Nvidia has made your GPU the newest spying device in your PC

Posted on Nov 14, 2016 by Tyson O'Ham
nvidia telemetry drivers

The newest Windows driver update from graphics silicon manufacturer nVidia comes with more than just game optimizations and bug-fixes (and disappointingly little of those at that.) If you have an nVidia GPU in your pc, (and you more than likely do, according to marketshare data) and updated your driver recently, then you have one more company collecting behavioral data on you via telemetry. The story broke earlier this month via Major Geeks’, Timothy Tibbetts, but got drowned out in the crush of election coverage.

Nvidia adds telemetry to basic drivers

According to Tibbetts, the telemetry elements of the driver are installed on the host system whether you use nVidia’s controversial “Geforce Experience” software, that was lambasted recently for requiring a social media login to use hardware features of the associated device, or not. Due to the proprietary nature of the driver, it is difficult to tell exactly what info it collects and calls home to nVidia about, but the fact that a low level system driver from a major graphics processor manufacturer is constantly calling home about anything is troubling, and yet not unexpected in the wake of Microsoft’s old-OS lockouts on new silicon from Intel and AMD. Nvidia has declined to comment on the issue as of the time of writing. But as Tibbetts states in his exposé article:

“We’d like to know what it’s doing in our video drivers when it’s never been needed before.”

◆ Short problem A:
Transcribe the Nvidia telemetry article from "Posted on Nov" up to and including "of election coverage.".
The article above has no connection to the records that follow it.

◆ Supplied records:
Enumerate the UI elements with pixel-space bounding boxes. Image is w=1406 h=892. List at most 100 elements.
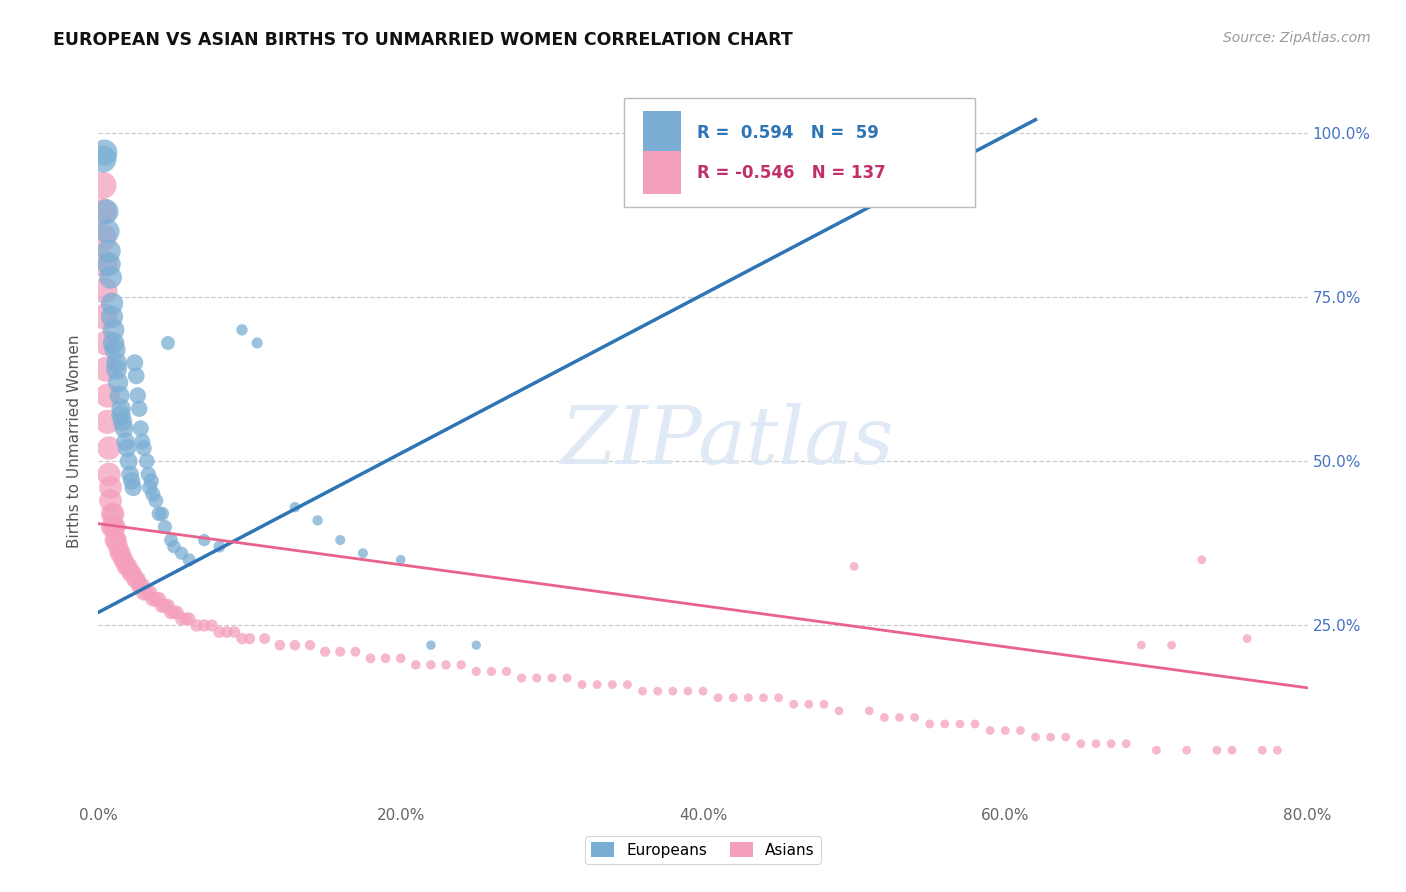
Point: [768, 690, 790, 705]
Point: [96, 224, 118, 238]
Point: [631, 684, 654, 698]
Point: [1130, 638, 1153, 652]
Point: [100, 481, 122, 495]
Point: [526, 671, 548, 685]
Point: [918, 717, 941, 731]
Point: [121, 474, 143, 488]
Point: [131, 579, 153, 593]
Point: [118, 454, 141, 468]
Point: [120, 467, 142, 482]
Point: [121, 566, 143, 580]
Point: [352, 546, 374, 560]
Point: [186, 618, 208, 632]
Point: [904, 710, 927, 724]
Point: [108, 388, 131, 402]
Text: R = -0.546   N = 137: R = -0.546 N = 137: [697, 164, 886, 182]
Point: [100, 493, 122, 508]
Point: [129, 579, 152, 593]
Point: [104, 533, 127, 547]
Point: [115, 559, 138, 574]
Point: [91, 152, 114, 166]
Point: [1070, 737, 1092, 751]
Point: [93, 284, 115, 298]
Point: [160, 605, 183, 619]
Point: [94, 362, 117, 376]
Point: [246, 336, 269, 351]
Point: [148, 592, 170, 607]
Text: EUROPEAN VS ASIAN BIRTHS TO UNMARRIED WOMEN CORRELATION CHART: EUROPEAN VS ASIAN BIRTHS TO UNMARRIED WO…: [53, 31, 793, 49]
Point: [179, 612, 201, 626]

◆ Short problem B:
Rewrite the records with "Point" changed to "Marker" throughout, keeping everything else the same and leaving out the pictures.

◆ Expected answer A:
Posted on Nov 14, 2016 by Tyson O'Ham
nvidia telemetry drivers

The newest Windows driver update from graphics silicon manufacturer nVidia comes with more than just game optimizations and bug-fixes (and disappointingly little of those at that.) If you have an nVidia GPU in your pc, (and you more than likely do, according to marketshare data) and updated your driver recently, then you have one more company collecting behavioral data on you via telemetry. The story broke earlier this month via Major Geeks’, Timothy Tibbetts, but got drowned out in the crush of election coverage.

◆ Expected answer B:
Enumerate the UI elements with pixel-space bounding boxes. Image is w=1406 h=892. List at most 100 elements.
Marker: [768, 690, 790, 705]
Marker: [96, 224, 118, 238]
Marker: [631, 684, 654, 698]
Marker: [1130, 638, 1153, 652]
Marker: [100, 481, 122, 495]
Marker: [526, 671, 548, 685]
Marker: [918, 717, 941, 731]
Marker: [121, 474, 143, 488]
Marker: [131, 579, 153, 593]
Marker: [118, 454, 141, 468]
Marker: [120, 467, 142, 482]
Marker: [121, 566, 143, 580]
Marker: [352, 546, 374, 560]
Marker: [186, 618, 208, 632]
Marker: [904, 710, 927, 724]
Marker: [108, 388, 131, 402]
Text: R = -0.546   N = 137: R = -0.546 N = 137: [697, 164, 886, 182]
Marker: [100, 493, 122, 508]
Marker: [129, 579, 152, 593]
Marker: [104, 533, 127, 547]
Marker: [115, 559, 138, 574]
Marker: [91, 152, 114, 166]
Marker: [1070, 737, 1092, 751]
Marker: [93, 284, 115, 298]
Marker: [160, 605, 183, 619]
Marker: [94, 362, 117, 376]
Marker: [246, 336, 269, 351]
Marker: [148, 592, 170, 607]
Text: EUROPEAN VS ASIAN BIRTHS TO UNMARRIED WOMEN CORRELATION CHART: EUROPEAN VS ASIAN BIRTHS TO UNMARRIED WO…: [53, 31, 793, 49]
Marker: [179, 612, 201, 626]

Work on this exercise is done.